■ **SOURCE TEXT**:
Start of Block

ESA Digital Twin Earth (DTE) Framework
A common grid for Earth Observation and climate data
GRID4EARTH builds a unified, standardized data infrastructure on Discrete Global Grid Systems — ellipsoidal HEALPix — so Copernicus Sentinel and Destination Earth data become analysis-ready, interoperable, and cloud-native.
One grid to bridge models and observations
Copernicus and Destination Earth produce massive global datasets on heterogeneous grids — regular lat/lon, reduced Gaussian, swath geometries, unstructured meshes. Reconciling them means ad-hoc regridding that is costly, error-prone, and not reproducible. GRID4EARTH adopts a single Discrete Global Grid System (DGGS) — the HEALPix equal-area grid, referenced to the WGS84 ellipsoid — combined with cloud-optimized Zarr V3 storage, so data from every mission shares one analysis-ready surface.

End of Block

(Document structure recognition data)
Start of Block

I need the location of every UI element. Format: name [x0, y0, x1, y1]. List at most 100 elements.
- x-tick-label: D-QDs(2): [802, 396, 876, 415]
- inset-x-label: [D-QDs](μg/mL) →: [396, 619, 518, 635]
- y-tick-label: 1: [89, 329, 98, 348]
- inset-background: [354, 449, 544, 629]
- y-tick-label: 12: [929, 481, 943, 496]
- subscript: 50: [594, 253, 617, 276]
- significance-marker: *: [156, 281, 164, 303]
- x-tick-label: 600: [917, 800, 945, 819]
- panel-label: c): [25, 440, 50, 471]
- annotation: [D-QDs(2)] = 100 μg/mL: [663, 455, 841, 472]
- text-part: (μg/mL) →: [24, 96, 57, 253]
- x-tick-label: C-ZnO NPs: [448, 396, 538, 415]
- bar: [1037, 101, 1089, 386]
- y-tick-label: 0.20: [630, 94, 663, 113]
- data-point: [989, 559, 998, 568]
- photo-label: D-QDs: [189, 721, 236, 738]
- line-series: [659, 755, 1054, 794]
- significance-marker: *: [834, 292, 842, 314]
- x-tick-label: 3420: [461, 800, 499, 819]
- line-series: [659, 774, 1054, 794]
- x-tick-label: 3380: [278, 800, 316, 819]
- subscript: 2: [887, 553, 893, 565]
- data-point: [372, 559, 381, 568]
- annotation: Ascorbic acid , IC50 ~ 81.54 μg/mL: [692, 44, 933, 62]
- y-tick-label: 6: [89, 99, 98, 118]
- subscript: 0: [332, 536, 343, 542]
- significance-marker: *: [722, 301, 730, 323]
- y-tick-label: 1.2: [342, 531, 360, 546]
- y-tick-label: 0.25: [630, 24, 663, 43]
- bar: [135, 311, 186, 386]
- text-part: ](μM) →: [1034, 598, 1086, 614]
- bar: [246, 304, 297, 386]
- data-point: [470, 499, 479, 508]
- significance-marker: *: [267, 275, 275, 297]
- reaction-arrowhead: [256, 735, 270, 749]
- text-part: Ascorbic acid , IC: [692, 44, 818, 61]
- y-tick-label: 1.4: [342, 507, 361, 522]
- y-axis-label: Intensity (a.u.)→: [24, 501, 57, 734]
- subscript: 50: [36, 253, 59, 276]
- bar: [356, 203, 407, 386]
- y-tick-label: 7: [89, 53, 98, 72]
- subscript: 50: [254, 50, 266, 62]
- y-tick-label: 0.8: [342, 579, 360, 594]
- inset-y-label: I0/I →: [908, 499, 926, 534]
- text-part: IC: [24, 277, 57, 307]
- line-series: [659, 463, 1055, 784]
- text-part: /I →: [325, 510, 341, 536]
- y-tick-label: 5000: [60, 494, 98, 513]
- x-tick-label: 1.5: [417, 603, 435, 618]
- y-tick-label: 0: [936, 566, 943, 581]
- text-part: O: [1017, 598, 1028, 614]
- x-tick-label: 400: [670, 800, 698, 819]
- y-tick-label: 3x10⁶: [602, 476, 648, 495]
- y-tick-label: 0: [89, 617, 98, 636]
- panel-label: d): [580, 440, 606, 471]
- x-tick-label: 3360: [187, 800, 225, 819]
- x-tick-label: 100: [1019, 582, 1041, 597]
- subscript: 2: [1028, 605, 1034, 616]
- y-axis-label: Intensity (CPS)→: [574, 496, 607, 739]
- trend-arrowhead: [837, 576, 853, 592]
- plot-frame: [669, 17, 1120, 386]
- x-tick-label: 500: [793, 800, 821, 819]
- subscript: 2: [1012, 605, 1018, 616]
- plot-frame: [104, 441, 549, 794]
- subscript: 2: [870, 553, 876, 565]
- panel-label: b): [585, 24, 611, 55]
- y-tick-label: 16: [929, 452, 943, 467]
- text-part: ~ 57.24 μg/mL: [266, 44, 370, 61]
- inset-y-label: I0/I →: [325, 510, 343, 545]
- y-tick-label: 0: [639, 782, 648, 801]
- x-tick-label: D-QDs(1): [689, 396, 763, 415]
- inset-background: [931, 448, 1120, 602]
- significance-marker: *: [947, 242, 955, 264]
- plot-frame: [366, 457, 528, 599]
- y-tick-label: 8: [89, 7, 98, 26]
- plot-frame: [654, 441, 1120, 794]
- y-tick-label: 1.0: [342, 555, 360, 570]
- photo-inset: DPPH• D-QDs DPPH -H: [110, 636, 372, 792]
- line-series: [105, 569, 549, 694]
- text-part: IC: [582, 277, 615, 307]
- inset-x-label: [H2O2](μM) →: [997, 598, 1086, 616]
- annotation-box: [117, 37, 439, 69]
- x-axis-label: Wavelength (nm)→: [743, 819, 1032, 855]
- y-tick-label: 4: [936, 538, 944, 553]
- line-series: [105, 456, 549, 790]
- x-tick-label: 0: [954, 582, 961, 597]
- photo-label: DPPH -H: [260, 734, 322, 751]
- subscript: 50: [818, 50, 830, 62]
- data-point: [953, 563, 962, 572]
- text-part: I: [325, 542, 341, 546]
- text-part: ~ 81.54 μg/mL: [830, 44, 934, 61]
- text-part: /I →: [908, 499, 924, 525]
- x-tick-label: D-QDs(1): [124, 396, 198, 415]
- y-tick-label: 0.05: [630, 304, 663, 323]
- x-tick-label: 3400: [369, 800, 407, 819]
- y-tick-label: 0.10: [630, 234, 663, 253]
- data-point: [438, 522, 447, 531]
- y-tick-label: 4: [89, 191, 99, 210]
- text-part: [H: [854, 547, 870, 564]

End of Block

■ **WORK TASK**:
Reproduce the passage of the GRID4EARTH text that starts with the words containing "ESA Digital Twin" and ends with "interoperable, and cloud-native.", keeping every word the same.

■ **TASK ANSWER**:
ESA Digital Twin Earth (DTE) Framework
A common grid for Earth Observation and climate data
GRID4EARTH builds a unified, standardized data infrastructure on Discrete Global Grid Systems — ellipsoidal HEALPix — so Copernicus Sentinel and Destination Earth data become analysis-ready, interoperable, and cloud-native.